[Your goal] Everything in the listing except the pictures should be written out exactly.

----- Records for processing -----

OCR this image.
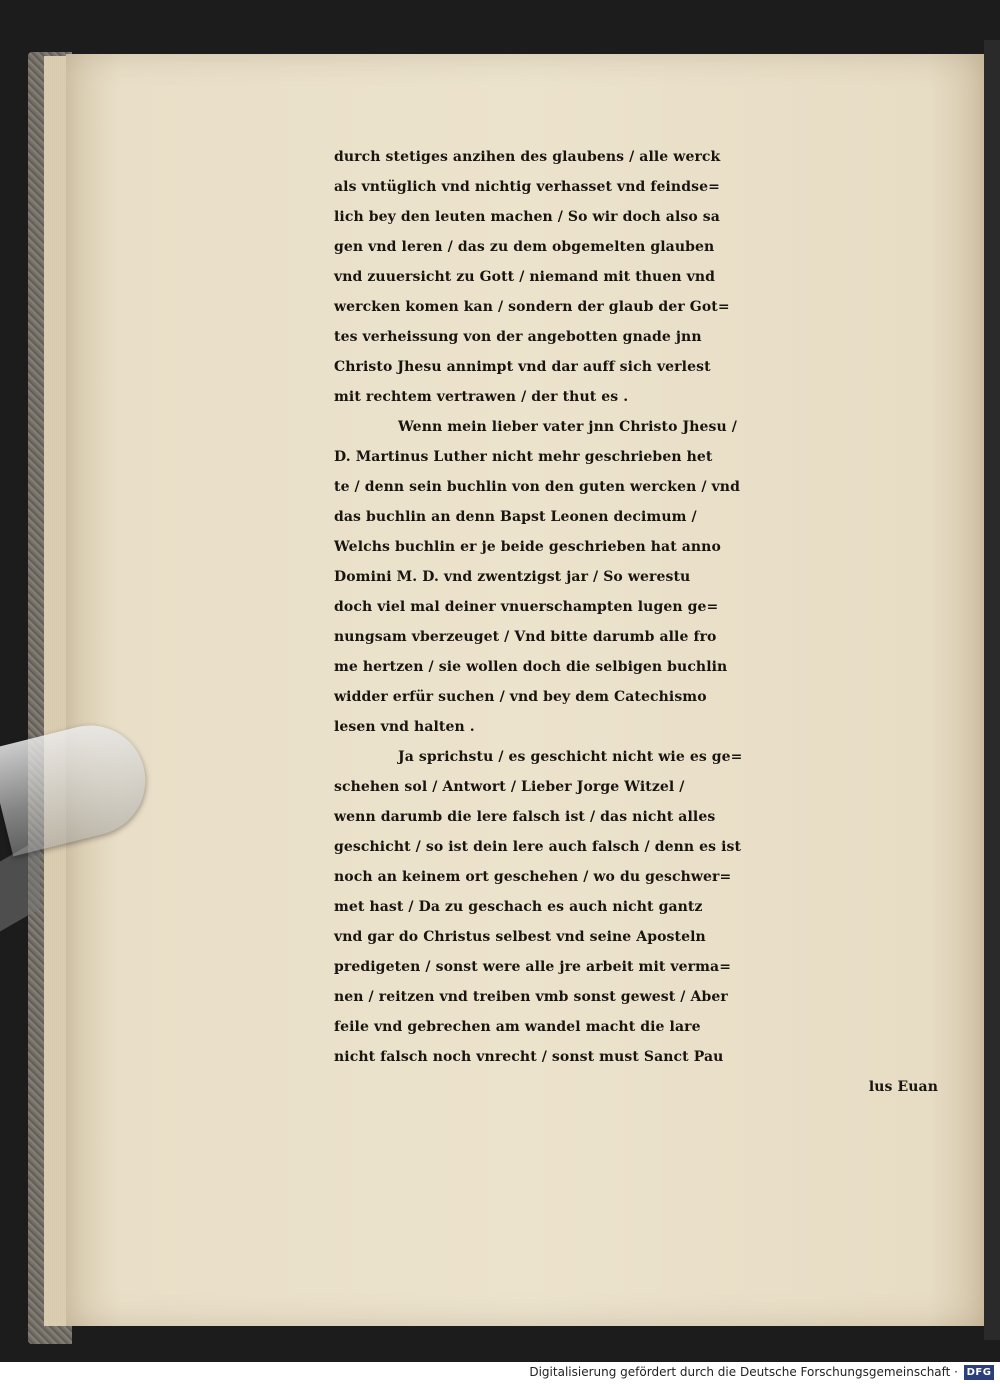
durch stetiges anzihen des glaubens / alle werck
als vntüglich vnd nichtig verhasset vnd feindse=
lich bey den leuten machen / So wir doch also sa
gen vnd leren / das zu dem obgemelten glauben
vnd zuuersicht zu Gott / niemand mit thuen vnd
wercken komen kan / sondern der glaub der Got=
tes verheissung von der angebotten gnade jnn
Christo Jhesu annimpt vnd dar auff sich verlest
mit rechtem vertrawen / der thut es .
Wenn mein lieber vater jnn Christo Jhesu /
D. Martinus Luther nicht mehr geschrieben het
te / denn sein buchlin von den guten wercken / vnd
das buchlin an denn Bapst Leonen decimum /
Welchs buchlin er je beide geschrieben hat anno
Domini M. D. vnd zwentzigst jar / So werestu
doch viel mal deiner vnuerschampten lugen ge=
nungsam vberzeuget / Vnd bitte darumb alle fro
me hertzen / sie wollen doch die selbigen buchlin
widder erfür suchen / vnd bey dem Catechismo
lesen vnd halten .
Ja sprichstu / es geschicht nicht wie es ge=
schehen sol / Antwort / Lieber Jorge Witzel /
wenn darumb die lere falsch ist / das nicht alles
geschicht / so ist dein lere auch falsch / denn es ist
noch an keinem ort geschehen / wo du geschwer=
met hast / Da zu geschach es auch nicht gantz
vnd gar do Christus selbest vnd seine Aposteln
predigeten / sonst were alle jre arbeit mit verma=
nen / reitzen vnd treiben vmb sonst gewest / Aber
feile vnd gebrechen am wandel macht die lare
nicht falsch noch vnrecht / sonst must Sanct Pau
lus Euan
Digitalisierung gefördert durch die Deutsche Forschungsgemeinschaft · DFG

-----

[Task result]
OCR this image.
durch stetiges anzihen des glaubens / alle werck
als vntüglich vnd nichtig verhasset vnd feindse=
lich bey den leuten machen / So wir doch also sa
gen vnd leren / das zu dem obgemelten glauben
vnd zuuersicht zu Gott / niemand mit thuen vnd
wercken komen kan / sondern der glaub der Got=
tes verheissung von der angebotten gnade jnn
Christo Jhesu annimpt vnd dar auff sich verlest
mit rechtem vertrawen / der thut es .
Wenn mein lieber vater jnn Christo Jhesu /
D. Martinus Luther nicht mehr geschrieben het
te / denn sein buchlin von den guten wercken / vnd
das buchlin an denn Bapst Leonen decimum /
Welchs buchlin er je beide geschrieben hat anno
Domini M. D. vnd zwentzigst jar / So werestu
doch viel mal deiner vnuerschampten lugen ge=
nungsam vberzeuget / Vnd bitte darumb alle fro
me hertzen / sie wollen doch die selbigen buchlin
widder erfür suchen / vnd bey dem Catechismo
lesen vnd halten .
Ja sprichstu / es geschicht nicht wie es ge=
schehen sol / Antwort / Lieber Jorge Witzel /
wenn darumb die lere falsch ist / das nicht alles
geschicht / so ist dein lere auch falsch / denn es ist
noch an keinem ort geschehen / wo du geschwer=
met hast / Da zu geschach es auch nicht gantz
vnd gar do Christus selbest vnd seine Aposteln
predigeten / sonst were alle jre arbeit mit verma=
nen / reitzen vnd treiben vmb sonst gewest / Aber
feile vnd gebrechen am wandel macht die lare
nicht falsch noch vnrecht / sonst must Sanct Pau
lus Euan
Digitalisierung gefördert durch die Deutsche Forschungsgemeinschaft · DFG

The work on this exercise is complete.